§ **REQUIRED TASK**
Return the whole listing, line for line, without the pictures in it.

== DATA ==

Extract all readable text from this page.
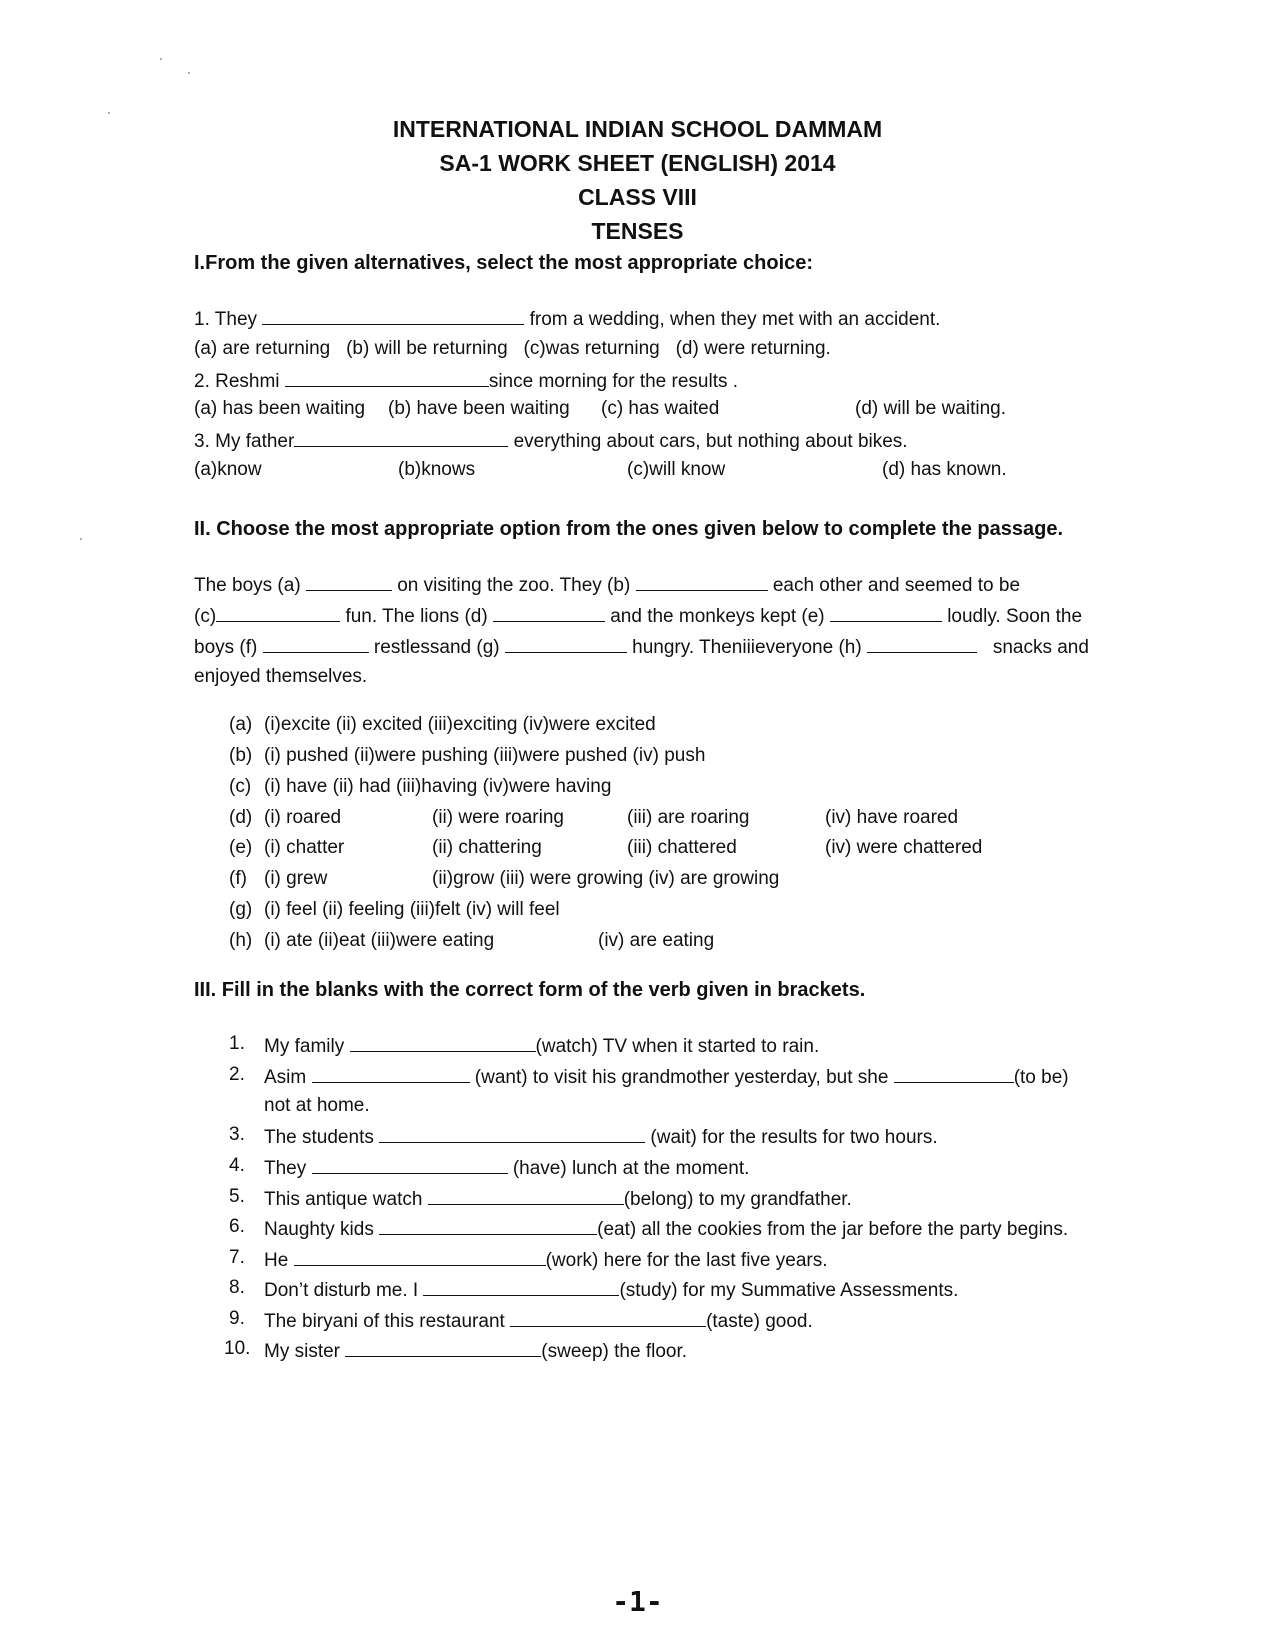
INTERNATIONAL INDIAN SCHOOL DAMMAM
SA-1 WORK SHEET (ENGLISH) 2014
CLASS VIII
TENSES
I.From the given alternatives, select the most appropriate choice:
1. They	from a wedding, when they met with an accident.
(a) are returning (b) will be returning (c)was returning (d) were returning.
2. Reshmi	since morning for the results .
(a) has been waiting (b) have been waiting (c) has waited	(d) will be waiting.
3. My father	everything about cars, but nothing about bikes.
(a)know	(b)knows	(c)will know	(d) has known.
II. Choose the most appropriate option from the ones given below to complete the passage.
The boys (a)	on visiting the zoo. They (b)	each other and seemed to be
(c)	fun. The lions (d)	and the monkeys kept (e)	loudly. Soon the
boys (f)	restlessand (g)	hungry. Theniiieveryone (h)	snacks and
enjoyed themselves.
(a) (i)excite (ii) excited (iii)exciting (iv)were excited
(b) (i) pushed (ii)were pushing (iii)were pushed (iv) push
(c) (i) have (ii) had (iii)having (iv)were having
(d) (i) roared	(ii) were roaring	(iii) are roaring	(iv) have roared
(e) (i) chatter	(ii) chattering	(iii) chattered	(iv) were chattered
(f) (i) grew	(ii)grow (iii) were growing (iv) are growing
(g) (i) feel (ii) feeling (iii)felt (iv) will feel
(h) (i) ate (ii)eat (iii)were eating	(iv) are eating
III. Fill in the blanks with the correct form of the verb given in brackets.
1. My family	(watch) TV when it started to rain.
2. Asim	(want) to visit his grandmother yesterday, but she	(to be)
not at home.
3. The students	(wait) for the results for two hours.
4. They	(have) lunch at the moment.
5. This antique watch	(belong) to my grandfather.
6. Naughty kids	(eat) all the cookies from the jar before the party begins.
7. He	(work) here for the last five years.
8. Don’t disturb me. I	(study) for my Summative Assessments.
9. The biryani of this restaurant	(taste) good.
10. My sister	(sweep) the floor.
-1-
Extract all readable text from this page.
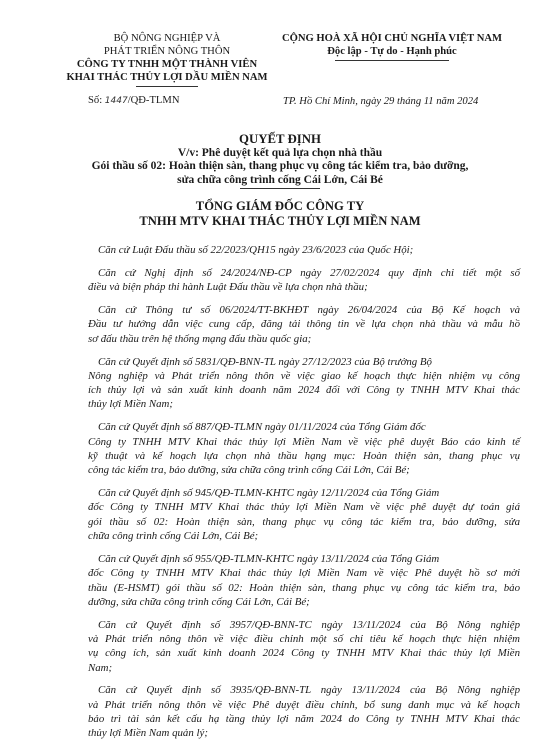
BỘ NÔNG NGHIỆP VÀ
PHÁT TRIỂN NÔNG THÔN
CÔNG TY TNHH MỘT THÀNH VIÊN
KHAI THÁC THỦY LỢI DẦU MIỀN NAM
CỘNG HOÀ XÃ HỘI CHỦ NGHĨA VIỆT NAM
Độc lập - Tự do - Hạnh phúc
Số: 1447/QĐ-TLMN	TP. Hồ Chí Minh, ngày 29 tháng 11 năm 2024
QUYẾT ĐỊNH
V/v: Phê duyệt kết quả lựa chọn nhà thầu
Gói thầu số 02: Hoàn thiện sàn, thang phục vụ công tác kiểm tra, bảo dưỡng,
sửa chữa công trình cống Cái Lớn, Cái Bé
TỔNG GIÁM ĐỐC CÔNG TY
TNHH MTV KHAI THÁC THỦY LỢI MIỀN NAM
Căn cứ Luật Đấu thầu số 22/2023/QH15 ngày 23/6/2023 của Quốc Hội;
Căn cứ Nghị định số 24/2024/NĐ-CP ngày 27/02/2024 quy định chi tiết một số
điều và biện pháp thi hành Luật Đấu thầu về lựa chọn nhà thầu;
Căn cứ Thông tư số 06/2024/TT-BKHĐT ngày 26/04/2024 của Bộ Kế hoạch và
Đầu tư hướng dẫn việc cung cấp, đăng tải thông tin về lựa chọn nhà thầu và mẫu hồ
sơ đấu thầu trên hệ thống mạng đấu thầu quốc gia;
Căn cứ Quyết định số 5831/QĐ-BNN-TL ngày 27/12/2023 của Bộ trưởng Bộ
Nông nghiệp và Phát triển nông thôn về việc giao kế hoạch thực hiện nhiệm vụ công
ích thủy lợi và sản xuất kinh doanh năm 2024 đối với Công ty TNHH MTV Khai thác
thủy lợi Miền Nam;
Căn cứ Quyết định số 887/QĐ-TLMN ngày 01/11/2024 của Tổng Giám đốc
Công ty TNHH MTV Khai thác thủy lợi Miền Nam về việc phê duyệt Báo cáo kinh tế
kỹ thuật và kế hoạch lựa chọn nhà thầu hạng mục: Hoàn thiện sàn, thang phục vụ
công tác kiểm tra, bảo dưỡng, sửa chữa công trình cống Cái Lớn, Cái Bé;
Căn cứ Quyết định số 945/QĐ-TLMN-KHTC ngày 12/11/2024 của Tổng Giám
đốc Công ty TNHH MTV Khai thác thủy lợi Miền Nam về việc phê duyệt dự toán giá
gói thầu số 02: Hoàn thiện sàn, thang phục vụ công tác kiểm tra, bảo dưỡng, sửa
chữa công trình cống Cái Lớn, Cái Bé;
Căn cứ Quyết định số 955/QĐ-TLMN-KHTC ngày 13/11/2024 của Tổng Giám
đốc Công ty TNHH MTV Khai thác thủy lợi Miền Nam về việc Phê duyệt hồ sơ mời
thầu (E-HSMT) gói thầu số 02: Hoàn thiện sàn, thang phục vụ công tác kiểm tra, bảo
dưỡng, sửa chữa công trình cống Cái Lớn, Cái Bé;
Căn cứ Quyết định số 3957/QĐ-BNN-TC ngày 13/11/2024 của Bộ Nông nghiệp
và Phát triển nông thôn về việc điều chỉnh một số chỉ tiêu kế hoạch thực hiện nhiệm
vụ công ích, sản xuất kinh doanh 2024 Công ty TNHH MTV Khai thác thủy lợi Miền
Nam;
Căn cứ Quyết định số 3935/QĐ-BNN-TL ngày 13/11/2024 của Bộ Nông nghiệp
và Phát triển nông thôn về việc Phê duyệt điều chỉnh, bổ sung danh mục và kế hoạch
bảo trì tài sản kết cấu hạ tầng thủy lợi năm 2024 do Công ty TNHH MTV Khai thác
thủy lợi Miền Nam quản lý;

===

§ **WRITTEN ANSWER**
Extract all readable text from this page.
INTERNATIONAL INDIAN SCHOOL DAMMAM
SA-1 WORK SHEET (ENGLISH) 2014
CLASS VIII
TENSES
I.From the given alternatives, select the most appropriate choice:
1. They	from a wedding, when they met with an accident.
(a) are returning (b) will be returning (c)was returning (d) were returning.
2. Reshmi	since morning for the results .
(a) has been waiting (b) have been waiting (c) has waited	(d) will be waiting.
3. My father	everything about cars, but nothing about bikes.
(a)know	(b)knows	(c)will know	(d) has known.
II. Choose the most appropriate option from the ones given below to complete the passage.
The boys (a)	on visiting the zoo. They (b)	each other and seemed to be
(c)	fun. The lions (d)	and the monkeys kept (e)	loudly. Soon the
boys (f)	restlessand (g)	hungry. Theniiieveryone (h)	snacks and
enjoyed themselves.
(a) (i)excite (ii) excited (iii)exciting (iv)were excited
(b) (i) pushed (ii)were pushing (iii)were pushed (iv) push
(c) (i) have (ii) had (iii)having (iv)were having
(d) (i) roared	(ii) were roaring	(iii) are roaring	(iv) have roared
(e) (i) chatter	(ii) chattering	(iii) chattered	(iv) were chattered
(f) (i) grew	(ii)grow (iii) were growing (iv) are growing
(g) (i) feel (ii) feeling (iii)felt (iv) will feel
(h) (i) ate (ii)eat (iii)were eating	(iv) are eating
III. Fill in the blanks with the correct form of the verb given in brackets.
1. My family	(watch) TV when it started to rain.
2. Asim	(want) to visit his grandmother yesterday, but she	(to be)
not at home.
3. The students	(wait) for the results for two hours.
4. They	(have) lunch at the moment.
5. This antique watch	(belong) to my grandfather.
6. Naughty kids	(eat) all the cookies from the jar before the party begins.
7. He	(work) here for the last five years.
8. Don’t disturb me. I	(study) for my Summative Assessments.
9. The biryani of this restaurant	(taste) good.
10. My sister	(sweep) the floor.
-1-
Extract all readable text from this page.
BỘ NÔNG NGHIỆP VÀ
PHÁT TRIỂN NÔNG THÔN
CÔNG TY TNHH MỘT THÀNH VIÊN
KHAI THÁC THỦY LỢI DẦU MIỀN NAM
CỘNG HOÀ XÃ HỘI CHỦ NGHĨA VIỆT NAM
Độc lập - Tự do - Hạnh phúc
Số: 1447/QĐ-TLMN	TP. Hồ Chí Minh, ngày 29 tháng 11 năm 2024
QUYẾT ĐỊNH
V/v: Phê duyệt kết quả lựa chọn nhà thầu
Gói thầu số 02: Hoàn thiện sàn, thang phục vụ công tác kiểm tra, bảo dưỡng,
sửa chữa công trình cống Cái Lớn, Cái Bé
TỔNG GIÁM ĐỐC CÔNG TY
TNHH MTV KHAI THÁC THỦY LỢI MIỀN NAM
Căn cứ Luật Đấu thầu số 22/2023/QH15 ngày 23/6/2023 của Quốc Hội;
Căn cứ Nghị định số 24/2024/NĐ-CP ngày 27/02/2024 quy định chi tiết một số
điều và biện pháp thi hành Luật Đấu thầu về lựa chọn nhà thầu;
Căn cứ Thông tư số 06/2024/TT-BKHĐT ngày 26/04/2024 của Bộ Kế hoạch và
Đầu tư hướng dẫn việc cung cấp, đăng tải thông tin về lựa chọn nhà thầu và mẫu hồ
sơ đấu thầu trên hệ thống mạng đấu thầu quốc gia;
Căn cứ Quyết định số 5831/QĐ-BNN-TL ngày 27/12/2023 của Bộ trưởng Bộ
Nông nghiệp và Phát triển nông thôn về việc giao kế hoạch thực hiện nhiệm vụ công
ích thủy lợi và sản xuất kinh doanh năm 2024 đối với Công ty TNHH MTV Khai thác
thủy lợi Miền Nam;
Căn cứ Quyết định số 887/QĐ-TLMN ngày 01/11/2024 của Tổng Giám đốc
Công ty TNHH MTV Khai thác thủy lợi Miền Nam về việc phê duyệt Báo cáo kinh tế
kỹ thuật và kế hoạch lựa chọn nhà thầu hạng mục: Hoàn thiện sàn, thang phục vụ
công tác kiểm tra, bảo dưỡng, sửa chữa công trình cống Cái Lớn, Cái Bé;
Căn cứ Quyết định số 945/QĐ-TLMN-KHTC ngày 12/11/2024 của Tổng Giám
đốc Công ty TNHH MTV Khai thác thủy lợi Miền Nam về việc phê duyệt dự toán giá
gói thầu số 02: Hoàn thiện sàn, thang phục vụ công tác kiểm tra, bảo dưỡng, sửa
chữa công trình cống Cái Lớn, Cái Bé;
Căn cứ Quyết định số 955/QĐ-TLMN-KHTC ngày 13/11/2024 của Tổng Giám
đốc Công ty TNHH MTV Khai thác thủy lợi Miền Nam về việc Phê duyệt hồ sơ mời
thầu (E-HSMT) gói thầu số 02: Hoàn thiện sàn, thang phục vụ công tác kiểm tra, bảo
dưỡng, sửa chữa công trình cống Cái Lớn, Cái Bé;
Căn cứ Quyết định số 3957/QĐ-BNN-TC ngày 13/11/2024 của Bộ Nông nghiệp
và Phát triển nông thôn về việc điều chỉnh một số chỉ tiêu kế hoạch thực hiện nhiệm
vụ công ích, sản xuất kinh doanh 2024 Công ty TNHH MTV Khai thác thủy lợi Miền
Nam;
Căn cứ Quyết định số 3935/QĐ-BNN-TL ngày 13/11/2024 của Bộ Nông nghiệp
và Phát triển nông thôn về việc Phê duyệt điều chỉnh, bổ sung danh mục và kế hoạch
bảo trì tài sản kết cấu hạ tầng thủy lợi năm 2024 do Công ty TNHH MTV Khai thác
thủy lợi Miền Nam quản lý;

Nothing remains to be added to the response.